> _Task to carry out_
Carry on the May 17, 2026 changelog about casino offers and the /casino page, starting after its last sentence.

> _Document extract_
May 17, 2026

Guaranteed Cabins, Quality Score Sanity, Faster /casino

Per-Sailing Casino Offer Flags

A follow-up to the casino mobile-endpoint switch from Wednesday.

After a closer look at fresh mobile-API responses, the per-sailing comp/gty/gobo booleans are populated -- they're just sparse. About 1,930 sailings in a recent 30-offer sample have is_gty=true, and they don't get the offer-level default applied. With the previous mapping, every Guaranteed sailing was coming through as is_gty=false and rendering as plain "for Two" instead of "for Two -- Guaranteed."

GTY sailings also ship their room-type list under a different field name (roomTypeListV2) than the rest (roomTypes). The previous mapping only read the first, so GTY rows lost their room type entirely and rendered with a "Room" fallback.

Both fixed -- Guaranteed sailings under a Complimentary offer now correctly show "for Two -- Guaranteed" and preserve their cabin tier. Room-type strings are also title-cased now ("Balcony" / "Ocean View" instead of "BALCONY" / "OCEANVIEW"), which had been causing the same logical cabin tier to render as two separate groups in the offer-detail view. The duplicate uppercase rows on prod were reconciled into their title-case siblings.

Quality Score: COMP and GTY Swapped

The casino offer quality score had been treating GTY higher than non-GTY COMP, which is backwards. GTY ("Guaranteed cabin") means RC picks the specific cabin within the category at their discretion -- potentially obstructed view, near elevators, deck nobody wants, etc. Both have the same dollar value for the cruise itself, but non-GTY has materially more value through cabin choice.

The scoring spread is unchanged (still a 30-point max on the Comp-status dimension), but the right side of the seesaw is now correct: COMP > GTY > GOBO. Affects the sort order on the /casino quality column and the casino analytics averages.

Faster /casino

The logged-in /casino HTML had ballooned to 7.86 MB decoded with a 6.3-second TTFB, because we were rendering every sailing for every active offer up front -- even though every offer-details panel started collapsed. 98% of the payload was inside hidden rows.

> _Extracted data_
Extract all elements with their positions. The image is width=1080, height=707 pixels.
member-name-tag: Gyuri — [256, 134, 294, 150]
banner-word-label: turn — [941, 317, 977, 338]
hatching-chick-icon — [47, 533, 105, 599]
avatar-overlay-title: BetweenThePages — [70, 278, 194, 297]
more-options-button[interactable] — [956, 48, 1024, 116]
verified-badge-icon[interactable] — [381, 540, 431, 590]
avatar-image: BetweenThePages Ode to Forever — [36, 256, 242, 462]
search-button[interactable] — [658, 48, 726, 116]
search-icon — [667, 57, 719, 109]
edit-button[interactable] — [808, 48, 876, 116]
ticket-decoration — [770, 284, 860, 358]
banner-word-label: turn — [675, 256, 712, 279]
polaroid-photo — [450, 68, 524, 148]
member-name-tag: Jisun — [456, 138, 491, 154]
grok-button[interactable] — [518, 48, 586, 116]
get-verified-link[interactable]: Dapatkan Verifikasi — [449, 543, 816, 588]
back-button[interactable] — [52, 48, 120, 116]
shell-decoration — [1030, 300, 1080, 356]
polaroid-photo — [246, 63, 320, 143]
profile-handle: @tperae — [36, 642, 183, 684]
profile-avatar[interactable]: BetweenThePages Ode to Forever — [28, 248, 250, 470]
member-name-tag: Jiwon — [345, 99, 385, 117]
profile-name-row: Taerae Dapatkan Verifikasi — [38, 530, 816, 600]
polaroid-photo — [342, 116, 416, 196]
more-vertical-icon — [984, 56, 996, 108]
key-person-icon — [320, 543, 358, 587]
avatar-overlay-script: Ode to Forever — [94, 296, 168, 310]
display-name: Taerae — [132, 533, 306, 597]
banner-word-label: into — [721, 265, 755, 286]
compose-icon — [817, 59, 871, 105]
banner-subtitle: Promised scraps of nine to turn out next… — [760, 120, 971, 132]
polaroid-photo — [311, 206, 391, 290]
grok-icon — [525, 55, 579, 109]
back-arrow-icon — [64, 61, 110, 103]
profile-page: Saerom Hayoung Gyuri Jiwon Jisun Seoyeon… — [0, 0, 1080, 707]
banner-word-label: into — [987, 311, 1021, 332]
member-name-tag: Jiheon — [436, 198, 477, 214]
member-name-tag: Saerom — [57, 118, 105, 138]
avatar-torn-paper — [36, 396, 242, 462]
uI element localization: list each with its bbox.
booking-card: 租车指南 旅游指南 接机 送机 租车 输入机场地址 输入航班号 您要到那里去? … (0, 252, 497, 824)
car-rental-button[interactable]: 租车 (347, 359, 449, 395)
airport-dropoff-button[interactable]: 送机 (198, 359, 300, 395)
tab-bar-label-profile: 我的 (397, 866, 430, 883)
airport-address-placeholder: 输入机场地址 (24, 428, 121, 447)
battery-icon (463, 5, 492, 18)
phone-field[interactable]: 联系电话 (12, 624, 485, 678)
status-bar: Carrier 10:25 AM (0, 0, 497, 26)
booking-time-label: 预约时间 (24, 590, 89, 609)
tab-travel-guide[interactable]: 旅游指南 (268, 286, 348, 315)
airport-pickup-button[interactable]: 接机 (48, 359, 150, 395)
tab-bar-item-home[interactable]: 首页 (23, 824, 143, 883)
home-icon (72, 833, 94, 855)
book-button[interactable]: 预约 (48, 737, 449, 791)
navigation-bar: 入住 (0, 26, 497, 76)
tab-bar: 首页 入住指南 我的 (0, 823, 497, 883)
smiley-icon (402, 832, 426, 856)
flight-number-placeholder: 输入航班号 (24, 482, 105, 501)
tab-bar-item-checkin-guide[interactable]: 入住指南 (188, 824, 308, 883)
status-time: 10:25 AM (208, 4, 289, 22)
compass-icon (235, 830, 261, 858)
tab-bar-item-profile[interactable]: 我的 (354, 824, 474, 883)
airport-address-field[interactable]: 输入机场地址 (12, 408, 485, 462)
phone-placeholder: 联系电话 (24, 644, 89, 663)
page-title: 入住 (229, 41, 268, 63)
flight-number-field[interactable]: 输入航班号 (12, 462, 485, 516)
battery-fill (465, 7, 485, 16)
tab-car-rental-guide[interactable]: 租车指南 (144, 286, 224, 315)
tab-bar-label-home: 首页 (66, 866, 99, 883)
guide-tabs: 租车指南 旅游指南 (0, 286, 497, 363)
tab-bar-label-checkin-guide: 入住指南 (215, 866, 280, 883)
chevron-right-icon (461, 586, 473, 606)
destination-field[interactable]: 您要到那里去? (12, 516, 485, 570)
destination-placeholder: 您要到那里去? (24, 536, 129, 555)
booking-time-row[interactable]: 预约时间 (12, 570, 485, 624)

> _Answer to this exercise_
Each offer-details cell now renders an empty placeholder on initial page load and fetches the full sailings table from a dedicated endpoint on first click. The per-row port resolution, ship lookup, and tooltip markup vanishes from the initial render entirely. The page snaps in.

Cruise Account Auto-Pause on Auth Failure

If a linked account's password is wrong (HTTP 401/403 from the cruise line), we now pause the account, email you once, and stop trying. Before this, we had dead code that should have done this but was never wired up, so a broken-password account kept hammering RC's auth endpoint every sync cycle -- which can get the underlying account locked out at the cruise line.

Transient failures (5xx, network, 429) are treated separately and still retried as before. Only genuine credential rejection triggers the pause. The "Test Connection" button on the account page uses the same logic but skips the email, since you're sitting right there and will see the result on screen.

Bonus fix that fell out of the same change: the manual pause button had been silently broken in production for an unknown duration (a Postgres boolean-binding quirk where PHP false was coercing to empty string), so users who tried to pause an account via the UI weren't actually getting it paused. That works now.